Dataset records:
▶

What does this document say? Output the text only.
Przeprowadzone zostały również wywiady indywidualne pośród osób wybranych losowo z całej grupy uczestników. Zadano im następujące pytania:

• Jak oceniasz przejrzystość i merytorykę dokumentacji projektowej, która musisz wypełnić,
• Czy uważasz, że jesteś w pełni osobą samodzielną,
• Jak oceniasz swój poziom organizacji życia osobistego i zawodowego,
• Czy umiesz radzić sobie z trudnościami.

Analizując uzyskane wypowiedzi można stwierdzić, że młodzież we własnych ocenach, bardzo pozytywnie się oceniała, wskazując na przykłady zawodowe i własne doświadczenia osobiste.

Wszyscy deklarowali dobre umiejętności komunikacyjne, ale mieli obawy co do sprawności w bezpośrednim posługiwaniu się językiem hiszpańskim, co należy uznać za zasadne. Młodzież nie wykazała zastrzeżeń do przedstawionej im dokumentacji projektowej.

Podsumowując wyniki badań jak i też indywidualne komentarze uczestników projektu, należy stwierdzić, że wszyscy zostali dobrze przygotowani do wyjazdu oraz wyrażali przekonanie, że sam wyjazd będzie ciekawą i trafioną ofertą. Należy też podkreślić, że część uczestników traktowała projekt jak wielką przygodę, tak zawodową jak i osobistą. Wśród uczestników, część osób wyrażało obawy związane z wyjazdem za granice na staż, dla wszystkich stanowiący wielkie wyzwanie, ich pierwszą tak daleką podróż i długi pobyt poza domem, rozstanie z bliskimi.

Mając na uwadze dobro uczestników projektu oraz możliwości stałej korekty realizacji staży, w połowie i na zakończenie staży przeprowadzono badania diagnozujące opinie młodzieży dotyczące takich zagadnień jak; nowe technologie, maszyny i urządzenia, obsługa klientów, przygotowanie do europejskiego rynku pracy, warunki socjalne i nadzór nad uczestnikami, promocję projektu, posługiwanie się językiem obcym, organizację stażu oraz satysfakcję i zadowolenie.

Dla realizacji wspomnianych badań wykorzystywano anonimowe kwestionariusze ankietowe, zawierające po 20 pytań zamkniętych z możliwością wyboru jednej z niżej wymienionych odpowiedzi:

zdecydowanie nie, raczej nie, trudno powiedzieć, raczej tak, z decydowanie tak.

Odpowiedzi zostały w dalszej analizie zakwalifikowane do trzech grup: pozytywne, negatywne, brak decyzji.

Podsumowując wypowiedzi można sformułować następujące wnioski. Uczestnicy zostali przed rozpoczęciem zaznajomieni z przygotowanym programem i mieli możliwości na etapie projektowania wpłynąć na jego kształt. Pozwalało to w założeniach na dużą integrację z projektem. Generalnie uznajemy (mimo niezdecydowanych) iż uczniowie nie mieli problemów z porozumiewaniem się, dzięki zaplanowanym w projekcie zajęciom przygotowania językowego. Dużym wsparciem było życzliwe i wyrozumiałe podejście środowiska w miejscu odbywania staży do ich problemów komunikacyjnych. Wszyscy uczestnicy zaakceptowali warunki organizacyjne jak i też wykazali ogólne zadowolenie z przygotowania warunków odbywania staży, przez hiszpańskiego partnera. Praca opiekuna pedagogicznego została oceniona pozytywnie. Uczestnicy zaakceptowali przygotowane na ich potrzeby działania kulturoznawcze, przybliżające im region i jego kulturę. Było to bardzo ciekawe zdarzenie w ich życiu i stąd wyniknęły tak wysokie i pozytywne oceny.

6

◀

*THE REQUEST*.
Reproduce the material above without altering a single character.

*TASK RESULT*.
What does this document say? Output the text only.
Przeprowadzone zostały również wywiady indywidualne pośród osób wybranych losowo z całej grupy uczestników. Zadano im następujące pytania:

• Jak oceniasz przejrzystość i merytorykę dokumentacji projektowej, która musisz wypełnić,
• Czy uważasz, że jesteś w pełni osobą samodzielną,
• Jak oceniasz swój poziom organizacji życia osobistego i zawodowego,
• Czy umiesz radzić sobie z trudnościami.

Analizując uzyskane wypowiedzi można stwierdzić, że młodzież we własnych ocenach, bardzo pozytywnie się oceniała, wskazując na przykłady zawodowe i własne doświadczenia osobiste.

Wszyscy deklarowali dobre umiejętności komunikacyjne, ale mieli obawy co do sprawności w bezpośrednim posługiwaniu się językiem hiszpańskim, co należy uznać za zasadne. Młodzież nie wykazała zastrzeżeń do przedstawionej im dokumentacji projektowej.

Podsumowując wyniki badań jak i też indywidualne komentarze uczestników projektu, należy stwierdzić, że wszyscy zostali dobrze przygotowani do wyjazdu oraz wyrażali przekonanie, że sam wyjazd będzie ciekawą i trafioną ofertą. Należy też podkreślić, że część uczestników traktowała projekt jak wielką przygodę, tak zawodową jak i osobistą. Wśród uczestników, część osób wyrażało obawy związane z wyjazdem za granice na staż, dla wszystkich stanowiący wielkie wyzwanie, ich pierwszą tak daleką podróż i długi pobyt poza domem, rozstanie z bliskimi.

Mając na uwadze dobro uczestników projektu oraz możliwości stałej korekty realizacji staży, w połowie i na zakończenie staży przeprowadzono badania diagnozujące opinie młodzieży dotyczące takich zagadnień jak; nowe technologie, maszyny i urządzenia, obsługa klientów, przygotowanie do europejskiego rynku pracy, warunki socjalne i nadzór nad uczestnikami, promocję projektu, posługiwanie się językiem obcym, organizację stażu oraz satysfakcję i zadowolenie.

Dla realizacji wspomnianych badań wykorzystywano anonimowe kwestionariusze ankietowe, zawierające po 20 pytań zamkniętych z możliwością wyboru jednej z niżej wymienionych odpowiedzi:

zdecydowanie nie, raczej nie, trudno powiedzieć, raczej tak, z decydowanie tak.

Odpowiedzi zostały w dalszej analizie zakwalifikowane do trzech grup: pozytywne, negatywne, brak decyzji.

Podsumowując wypowiedzi można sformułować następujące wnioski. Uczestnicy zostali przed rozpoczęciem zaznajomieni z przygotowanym programem i mieli możliwości na etapie projektowania wpłynąć na jego kształt. Pozwalało to w założeniach na dużą integrację z projektem. Generalnie uznajemy (mimo niezdecydowanych) iż uczniowie nie mieli problemów z porozumiewaniem się, dzięki zaplanowanym w projekcie zajęciom przygotowania językowego. Dużym wsparciem było życzliwe i wyrozumiałe podejście środowiska w miejscu odbywania staży do ich problemów komunikacyjnych. Wszyscy uczestnicy zaakceptowali warunki organizacyjne jak i też wykazali ogólne zadowolenie z przygotowania warunków odbywania staży, przez hiszpańskiego partnera. Praca opiekuna pedagogicznego została oceniona pozytywnie. Uczestnicy zaakceptowali przygotowane na ich potrzeby działania kulturoznawcze, przybliżające im region i jego kulturę. Było to bardzo ciekawe zdarzenie w ich życiu i stąd wyniknęły tak wysokie i pozytywne oceny.

6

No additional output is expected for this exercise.